EXERCISE OBJECTIVE: Please reproduce every line of the entries below word for word, leaving out the pictures.

SUPPLIED MATERIAL:
# # #
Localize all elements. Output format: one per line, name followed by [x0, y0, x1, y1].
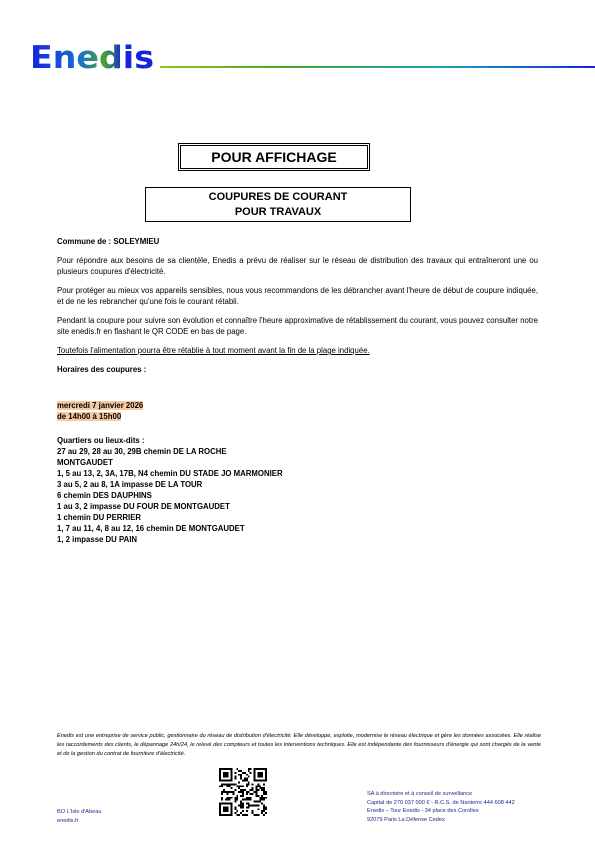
warning-line: Toutefois l'alimentation pourra être rétablie à tout moment avant la fin de la plage indiquée. — [57, 346, 370, 355]
schedule-label: Horaires des coupures : — [57, 365, 147, 374]
footer-office: BO L'Isle d'Abeau — [57, 809, 102, 815]
list-item: 1 chemin DU PERRIER — [57, 513, 142, 522]
company-line: Enedis – Tour Enedis - 34 place des Corolles — [367, 808, 479, 814]
cut-time-text: de 14h00 à 15h00 — [57, 412, 122, 421]
list-item: 27 au 29, 28 au 30, 29B chemin DE LA ROCHE — [57, 447, 227, 456]
notice-content — [57, 236, 538, 545]
paragraph-intro: Pour répondre aux besoins de sa clientèle, Enedis a prévu de réaliser sur le réseau de distribution des travaux qui entraîneront une ou plusieurs coupures d'électricité. — [57, 256, 538, 276]
list-item: 1, 2 impasse DU PAIN — [57, 535, 138, 544]
footer-disclaimer: Enedis est une entreprise de service public, gestionnaire du réseau de distribution d'électricité. Elle développe, exploite, modernise le réseau électrique et gère les données associées. Elle réalise les raccordements des clients, le dépannage 24h/24, le relevé des compteurs et toutes les interventions techniques. Elle est indépendante des fournisseurs d'énergie qui sont chargés de la vente et de la gestion du contrat de fourniture d'électricité. — [57, 732, 541, 757]
list-item: 6 chemin DES DAUPHINS — [57, 491, 152, 500]
footer-company-info — [367, 790, 515, 824]
qr-code[interactable] — [219, 768, 267, 816]
company-line: 92079 Paris La Défense Cedex — [367, 816, 445, 823]
notice-title-box — [145, 187, 411, 222]
notice-title-line1: COUPURES DE COURANT — [208, 190, 348, 203]
list-item: MONTGAUDET — [57, 458, 113, 467]
footer-left-address — [57, 808, 101, 825]
commune-line: Commune de : SOLEYMIEU — [57, 237, 160, 246]
company-line: SA à directoire et à conseil de surveillance — [367, 791, 473, 797]
svg-text:Enedis: Enedis — [30, 42, 154, 72]
locations-label: Quartiers ou lieux-dits : — [57, 436, 145, 445]
cut-time — [57, 411, 538, 422]
paragraph-protect: Pour protéger au mieux vos appareils sensibles, nous vous recommandons de les débrancher avant l'heure de début de coupure indiquée, et de ne les rebrancher qu'une fois le courant rétabli. — [57, 286, 538, 306]
poster-title-text: POUR AFFICHAGE — [211, 149, 337, 165]
notice-title-line2: POUR TRAVAUX — [234, 205, 322, 218]
cut-date-text: mercredi 7 janvier 2026 — [57, 401, 144, 410]
locations-list — [57, 446, 538, 545]
footer-website-link[interactable]: enedis.fr — [57, 817, 79, 824]
paragraph-qr: Pendant la coupure pour suivre son évolution et connaître l'heure approximative de rétablissement du courant, vous pouvez consulter notre site enedis.fr en flashant le QR CODE en bas de page. — [57, 316, 538, 336]
list-item: 1, 7 au 11, 4, 8 au 12, 16 chemin DE MONTGAUDET — [57, 524, 245, 533]
list-item: 1, 5 au 13, 2, 3A, 17B, N4 chemin DU STADE JO MARMONIER — [57, 469, 283, 478]
enedis-logo — [30, 42, 154, 72]
cut-date — [57, 400, 538, 411]
poster-title — [178, 143, 370, 171]
logo-gradient-rule — [160, 66, 595, 68]
company-line: Capital de 270 037 000 € - R.C.S. de Nanterre 444 608 442 — [367, 799, 515, 806]
list-item: 3 au 5, 2 au 8, 1A impasse DE LA TOUR — [57, 480, 203, 489]
list-item: 1 au 3, 2 impasse DU FOUR DE MONTGAUDET — [57, 502, 230, 511]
# # #
FINISHED EXERCISE:
Localize all elements. Output format: one per line, name followed by [x0, y0, x1, y1].
warning-line: Toutefois l'alimentation pourra être rétablie à tout moment avant la fin de la plage indiquée. — [57, 346, 370, 355]
schedule-label: Horaires des coupures : — [57, 365, 147, 374]
footer-office: BO L'Isle d'Abeau — [57, 809, 102, 815]
list-item: 1 chemin DU PERRIER — [57, 513, 142, 522]
company-line: Enedis – Tour Enedis - 34 place des Corolles — [367, 808, 479, 814]
cut-time-text: de 14h00 à 15h00 — [57, 412, 122, 421]
list-item: 27 au 29, 28 au 30, 29B chemin DE LA ROCHE — [57, 447, 227, 456]
notice-content — [57, 236, 538, 545]
paragraph-intro: Pour répondre aux besoins de sa clientèle, Enedis a prévu de réaliser sur le réseau de distribution des travaux qui entraîneront une ou plusieurs coupures d'électricité. — [57, 256, 538, 276]
list-item: 1, 2 impasse DU PAIN — [57, 535, 138, 544]
footer-disclaimer: Enedis est une entreprise de service public, gestionnaire du réseau de distribution d'électricité. Elle développe, exploite, modernise le réseau électrique et gère les données associées. Elle réalise les raccordements des clients, le dépannage 24h/24, le relevé des compteurs et toutes les interventions techniques. Elle est indépendante des fournisseurs d'énergie qui sont chargés de la vente et de la gestion du contrat de fourniture d'électricité. — [57, 732, 541, 757]
list-item: 6 chemin DES DAUPHINS — [57, 491, 152, 500]
footer-company-info — [367, 790, 515, 824]
qr-code[interactable] — [219, 768, 267, 816]
company-line: 92079 Paris La Défense Cedex — [367, 816, 445, 823]
notice-title-box — [145, 187, 411, 222]
notice-title-line1: COUPURES DE COURANT — [208, 190, 348, 203]
list-item: MONTGAUDET — [57, 458, 113, 467]
footer-left-address — [57, 808, 101, 825]
commune-line: Commune de : SOLEYMIEU — [57, 237, 160, 246]
company-line: SA à directoire et à conseil de surveillance — [367, 791, 473, 797]
svg-text:Enedis: Enedis — [30, 42, 154, 72]
locations-label: Quartiers ou lieux-dits : — [57, 436, 145, 445]
cut-time — [57, 411, 538, 422]
paragraph-protect: Pour protéger au mieux vos appareils sensibles, nous vous recommandons de les débrancher avant l'heure de début de coupure indiquée, et de ne les rebrancher qu'une fois le courant rétabli. — [57, 286, 538, 306]
poster-title-text: POUR AFFICHAGE — [211, 149, 337, 165]
notice-title-line2: POUR TRAVAUX — [234, 205, 322, 218]
cut-date-text: mercredi 7 janvier 2026 — [57, 401, 144, 410]
locations-list — [57, 446, 538, 545]
footer-website-link[interactable]: enedis.fr — [57, 817, 79, 824]
paragraph-qr: Pendant la coupure pour suivre son évolution et connaître l'heure approximative de rétablissement du courant, vous pouvez consulter notre site enedis.fr en flashant le QR CODE en bas de page. — [57, 316, 538, 336]
list-item: 1, 7 au 11, 4, 8 au 12, 16 chemin DE MONTGAUDET — [57, 524, 245, 533]
list-item: 1, 5 au 13, 2, 3A, 17B, N4 chemin DU STADE JO MARMONIER — [57, 469, 283, 478]
enedis-logo — [30, 42, 154, 72]
cut-date — [57, 400, 538, 411]
poster-title — [178, 143, 370, 171]
logo-gradient-rule — [160, 66, 595, 68]
company-line: Capital de 270 037 000 € - R.C.S. de Nanterre 444 608 442 — [367, 799, 515, 806]
list-item: 3 au 5, 2 au 8, 1A impasse DE LA TOUR — [57, 480, 203, 489]
list-item: 1 au 3, 2 impasse DU FOUR DE MONTGAUDET — [57, 502, 230, 511]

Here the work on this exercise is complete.